++++ GIVEN ENTRIES

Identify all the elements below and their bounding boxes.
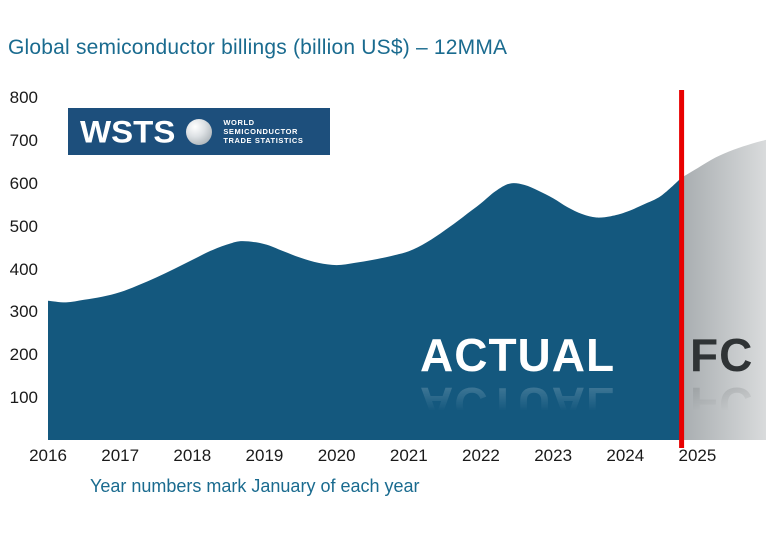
forecast-divider-line [679,90,685,448]
wsts-caption: WORLD SEMICONDUCTOR TRADE STATISTICS [223,118,303,145]
actual-label: ACTUAL [420,329,616,381]
wsts-acronym: WSTS [80,113,176,149]
actual-area [48,177,682,440]
wsts-logo: WSTS WORLD SEMICONDUCTOR TRADE STATISTIC… [68,108,330,155]
chart-title: Global semiconductor billings (billion U… [8,36,508,59]
axis-note: Year numbers mark January of each year [90,476,420,496]
actual-label-reflection: ACTUAL [420,378,616,430]
globe-icon [186,118,213,145]
wsts-caption-line: WORLD [223,118,255,127]
forecast-area [681,139,766,440]
wsts-caption-line: TRADE STATISTICS [223,136,304,145]
fc-label-reflection: FC [690,378,754,430]
fc-label: FC [690,329,754,381]
wsts-caption-line: SEMICONDUCTOR [223,127,299,136]
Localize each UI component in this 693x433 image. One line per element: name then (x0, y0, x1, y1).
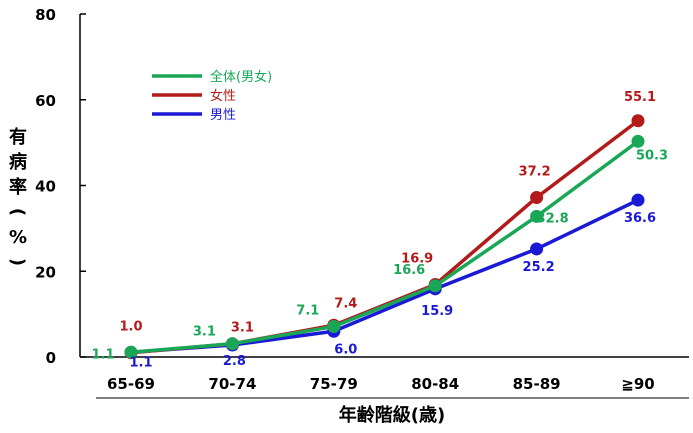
x-tick-label: 65-69 (107, 375, 155, 393)
x-tick-label: 80-84 (411, 375, 459, 393)
y-axis-title-char: 率 (9, 176, 27, 198)
data-label: 15.9 (421, 304, 453, 319)
legend-label: 全体(男女) (210, 69, 272, 85)
y-axis-title-char: % (9, 227, 27, 248)
data-point (631, 193, 645, 207)
data-label: 36.6 (624, 211, 656, 226)
data-label: 3.1 (193, 325, 216, 340)
data-label: 16.6 (393, 263, 425, 278)
data-label: 25.2 (523, 260, 555, 275)
data-point (631, 134, 645, 148)
data-labels: 1.1 3.1 7.1 16.6 32.8 50.3 1.0 3.1 7.4 16.9 37.2 55… (91, 90, 668, 371)
data-label: 1.1 (129, 355, 152, 370)
x-tick-label: 70-74 (208, 375, 256, 393)
data-point (428, 279, 442, 293)
data-label: 37.2 (519, 165, 551, 180)
data-label: 1.0 (119, 320, 142, 335)
y-axis-title-char: 有 (9, 126, 27, 148)
data-point (631, 114, 645, 128)
y-tick-label: 40 (35, 178, 56, 196)
data-label: 2.8 (223, 354, 246, 369)
x-ticks: 65-69 70-74 75-79 80-84 85-89 ≧90 (107, 375, 655, 393)
data-label: 6.0 (334, 342, 357, 357)
y-ticks: 0 20 40 60 80 (35, 6, 86, 367)
y-axis-title-char: ( (7, 208, 28, 216)
y-axis-title: 有病率 (%) (7, 126, 28, 266)
data-label: 7.4 (334, 296, 357, 311)
data-label: 1.1 (91, 347, 114, 362)
data-point (225, 337, 239, 351)
y-axis-title-char: ) (7, 258, 28, 266)
data-label: 3.1 (231, 321, 254, 336)
axes (79, 14, 689, 399)
y-tick-label: 0 (46, 349, 56, 367)
legend-label: 男性 (210, 108, 236, 123)
y-tick-label: 60 (35, 92, 56, 110)
y-axis-title-char: 病 (9, 151, 27, 173)
data-label: 32.8 (537, 211, 569, 226)
data-label: 7.1 (296, 304, 319, 319)
data-label: 16.9 (401, 252, 433, 267)
data-point (530, 242, 544, 256)
x-tick-label: ≧90 (621, 375, 654, 393)
series-layer (124, 114, 645, 360)
y-tick-label: 20 (35, 263, 56, 281)
legend-label: 女性 (210, 88, 236, 104)
data-label: 55.1 (624, 90, 656, 105)
x-axis-title: 年齢階級(歳) (339, 404, 445, 426)
data-point (530, 209, 544, 223)
data-point (124, 345, 138, 359)
y-tick-label: 80 (35, 6, 56, 24)
data-point (530, 191, 544, 205)
series-line (130, 139, 640, 355)
data-label: 50.3 (636, 148, 668, 163)
data-point (327, 320, 341, 334)
x-tick-label: 75-79 (310, 375, 358, 393)
x-tick-label: 85-89 (513, 375, 561, 393)
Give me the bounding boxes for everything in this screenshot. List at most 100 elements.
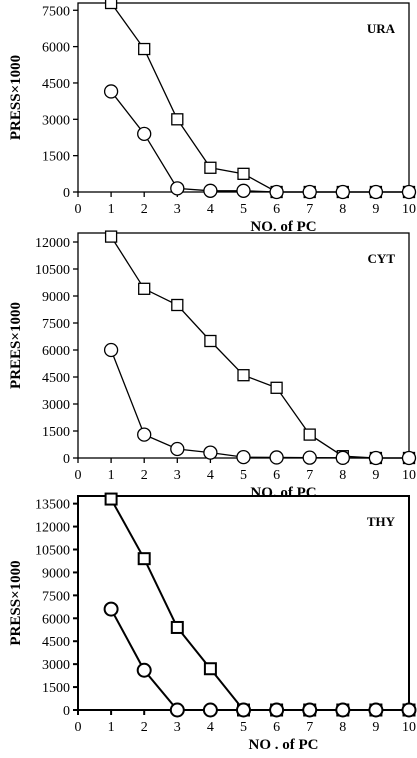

++++++++

# WHAT IS EXPECTED
Reproduce the whole listing above word for word, leaving out the pictures.

# EXERCISE RESULT
Identify all the elements below and their bounding boxes.
forecast-divider-line [679,90,685,448]
wsts-caption: WORLD SEMICONDUCTOR TRADE STATISTICS [223,118,303,145]
actual-label: ACTUAL [420,329,616,381]
wsts-acronym: WSTS [80,113,176,149]
actual-area [48,177,682,440]
wsts-logo: WSTS WORLD SEMICONDUCTOR TRADE STATISTIC… [68,108,330,155]
chart-title: Global semiconductor billings (billion U… [8,36,508,59]
axis-note: Year numbers mark January of each year [90,476,420,496]
actual-label-reflection: ACTUAL [420,378,616,430]
globe-icon [186,118,213,145]
wsts-caption-line: WORLD [223,118,255,127]
forecast-area [681,139,766,440]
wsts-caption-line: TRADE STATISTICS [223,136,304,145]
fc-label-reflection: FC [690,378,754,430]
fc-label: FC [690,329,754,381]
wsts-caption-line: SEMICONDUCTOR [223,127,299,136]
Localize each UI component in this 693x433 image. One line per element: name then (x0, y0, x1, y1).
x-tick-label: 65-69 (107, 375, 155, 393)
x-tick-label: 80-84 (411, 375, 459, 393)
y-axis-title-char: 率 (9, 176, 27, 198)
data-label: 15.9 (421, 304, 453, 319)
legend-label: 全体(男女) (210, 69, 272, 85)
y-axis-title-char: % (9, 227, 27, 248)
data-point (631, 193, 645, 207)
data-label: 36.6 (624, 211, 656, 226)
data-label: 3.1 (193, 325, 216, 340)
data-label: 16.6 (393, 263, 425, 278)
data-label: 25.2 (523, 260, 555, 275)
data-point (631, 134, 645, 148)
data-labels: 1.1 3.1 7.1 16.6 32.8 50.3 1.0 3.1 7.4 16.9 37.2 55… (91, 90, 668, 371)
data-label: 1.1 (129, 355, 152, 370)
x-tick-label: 70-74 (208, 375, 256, 393)
data-point (428, 279, 442, 293)
data-label: 37.2 (519, 165, 551, 180)
data-label: 1.0 (119, 320, 142, 335)
y-axis-title-char: 有 (9, 126, 27, 148)
data-point (631, 114, 645, 128)
y-tick-label: 40 (35, 178, 56, 196)
data-label: 2.8 (223, 354, 246, 369)
x-ticks: 65-69 70-74 75-79 80-84 85-89 ≧90 (107, 375, 655, 393)
data-label: 6.0 (334, 342, 357, 357)
y-ticks: 0 20 40 60 80 (35, 6, 86, 367)
y-axis-title-char: ( (7, 208, 28, 216)
y-axis-title: 有病率 (%) (7, 126, 28, 266)
data-label: 7.4 (334, 296, 357, 311)
data-label: 1.1 (91, 347, 114, 362)
data-point (225, 337, 239, 351)
y-axis-title-char: ) (7, 258, 28, 266)
data-label: 3.1 (231, 321, 254, 336)
axes (79, 14, 689, 399)
y-tick-label: 0 (46, 349, 56, 367)
legend-label: 男性 (210, 108, 236, 123)
y-tick-label: 60 (35, 92, 56, 110)
y-axis-title-char: 病 (9, 151, 27, 173)
data-label: 32.8 (537, 211, 569, 226)
data-label: 7.1 (296, 304, 319, 319)
data-label: 16.9 (401, 252, 433, 267)
data-point (530, 242, 544, 256)
x-tick-label: ≧90 (621, 375, 654, 393)
series-layer (124, 114, 645, 360)
y-tick-label: 20 (35, 263, 56, 281)
legend-label: 女性 (210, 88, 236, 104)
data-label: 55.1 (624, 90, 656, 105)
x-axis-title: 年齢階級(歳) (339, 404, 445, 426)
data-point (530, 209, 544, 223)
data-point (124, 345, 138, 359)
y-tick-label: 80 (35, 6, 56, 24)
data-point (530, 191, 544, 205)
series-line (130, 139, 640, 355)
data-label: 50.3 (636, 148, 668, 163)
data-point (327, 320, 341, 334)
x-tick-label: 75-79 (310, 375, 358, 393)
x-tick-label: 85-89 (513, 375, 561, 393)
Give me the bounding boxes for everything in this screenshot. List at most 100 elements.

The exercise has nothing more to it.